GIVEN REQUEST: Omit every picture, then give all the entries again exactly.

EXERCISE MATERIALS:
Start
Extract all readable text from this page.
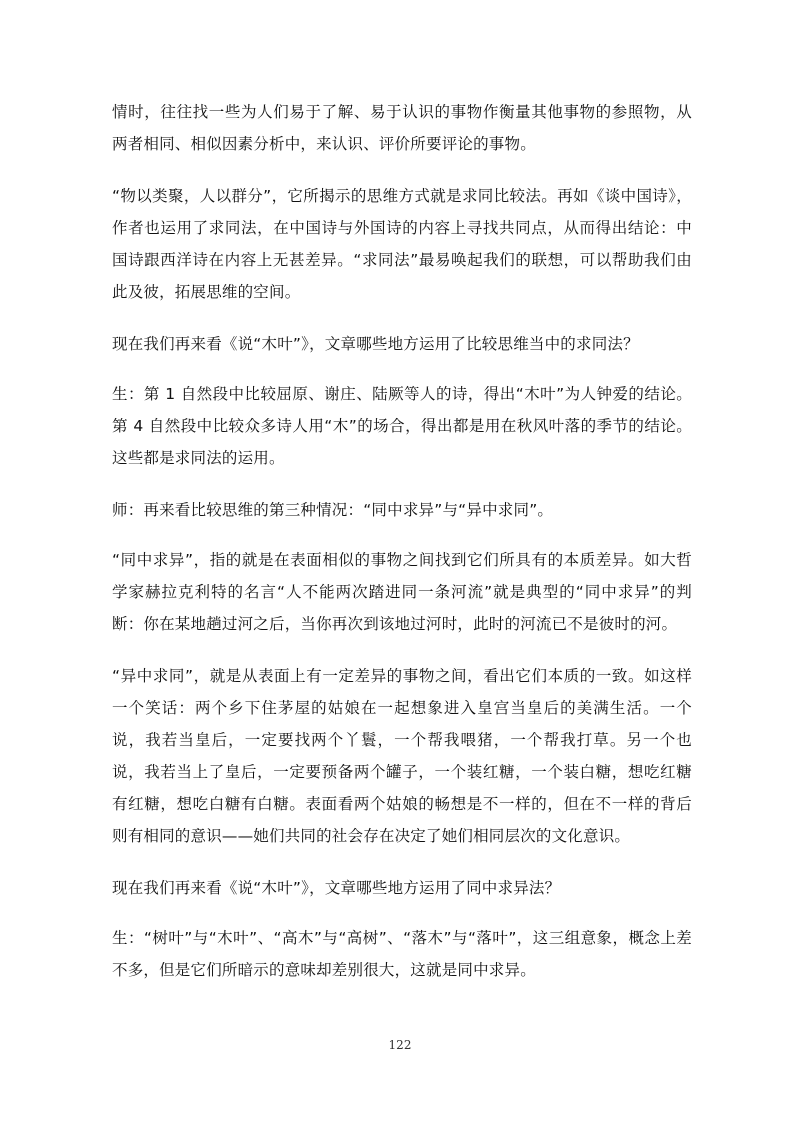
情时，往往找一些为人们易于了解、易于认识的事物作衡量其他事物的参照物，从两者相同、相似因素分析中，来认识、评价所要评论的事物。

“物以类聚，人以群分”，它所揭示的思维方式就是求同比较法。再如《谈中国诗》，作者也运用了求同法，在中国诗与外国诗的内容上寻找共同点，从而得出结论：中国诗跟西洋诗在内容上无甚差异。“求同法”最易唤起我们的联想，可以帮助我们由此及彼，拓展思维的空间。

现在我们再来看《说“木叶”》，文章哪些地方运用了比较思维当中的求同法？

生：第 1 自然段中比较屈原、谢庄、陆厥等人的诗，得出“木叶”为人钟爱的结论。第 4 自然段中比较众多诗人用“木”的场合，得出都是用在秋风叶落的季节的结论。这些都是求同法的运用。

师：再来看比较思维的第三种情况：“同中求异”与“异中求同”。

“同中求异”，指的就是在表面相似的事物之间找到它们所具有的本质差异。如大哲学家赫拉克利特的名言“人不能两次踏进同一条河流”就是典型的“同中求异”的判断：你在某地趟过河之后，当你再次到该地过河时，此时的河流已不是彼时的河。

“异中求同”，就是从表面上有一定差异的事物之间，看出它们本质的一致。如这样一个笑话：两个乡下住茅屋的姑娘在一起想象进入皇宫当皇后的美满生活。一个说，我若当皇后，一定要找两个丫鬟，一个帮我喂猪，一个帮我打草。另一个也说，我若当上了皇后，一定要预备两个罐子，一个装红糖，一个装白糖，想吃红糖有红糖，想吃白糖有白糖。表面看两个姑娘的畅想是不一样的，但在不一样的背后则有相同的意识——她们共同的社会存在决定了她们相同层次的文化意识。

现在我们再来看《说“木叶”》，文章哪些地方运用了同中求异法？

生：“树叶”与“木叶”、“高木”与“高树”、“落木”与“落叶”，这三组意象，概念上差不多，但是它们所暗示的意味却差别很大，这就是同中求异。

122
End
FULL SOLUTION:
Extract all readable text from this page.
情时，往往找一些为人们易于了解、易于认识的事物作衡量其他事物的参照物，从两者相同、相似因素分析中，来认识、评价所要评论的事物。

“物以类聚，人以群分”，它所揭示的思维方式就是求同比较法。再如《谈中国诗》，作者也运用了求同法，在中国诗与外国诗的内容上寻找共同点，从而得出结论：中国诗跟西洋诗在内容上无甚差异。“求同法”最易唤起我们的联想，可以帮助我们由此及彼，拓展思维的空间。

现在我们再来看《说“木叶”》，文章哪些地方运用了比较思维当中的求同法？

生：第 1 自然段中比较屈原、谢庄、陆厥等人的诗，得出“木叶”为人钟爱的结论。第 4 自然段中比较众多诗人用“木”的场合，得出都是用在秋风叶落的季节的结论。这些都是求同法的运用。

师：再来看比较思维的第三种情况：“同中求异”与“异中求同”。

“同中求异”，指的就是在表面相似的事物之间找到它们所具有的本质差异。如大哲学家赫拉克利特的名言“人不能两次踏进同一条河流”就是典型的“同中求异”的判断：你在某地趟过河之后，当你再次到该地过河时，此时的河流已不是彼时的河。

“异中求同”，就是从表面上有一定差异的事物之间，看出它们本质的一致。如这样一个笑话：两个乡下住茅屋的姑娘在一起想象进入皇宫当皇后的美满生活。一个说，我若当皇后，一定要找两个丫鬟，一个帮我喂猪，一个帮我打草。另一个也说，我若当上了皇后，一定要预备两个罐子，一个装红糖，一个装白糖，想吃红糖有红糖，想吃白糖有白糖。表面看两个姑娘的畅想是不一样的，但在不一样的背后则有相同的意识——她们共同的社会存在决定了她们相同层次的文化意识。

现在我们再来看《说“木叶”》，文章哪些地方运用了同中求异法？

生：“树叶”与“木叶”、“高木”与“高树”、“落木”与“落叶”，这三组意象，概念上差不多，但是它们所暗示的意味却差别很大，这就是同中求异。

122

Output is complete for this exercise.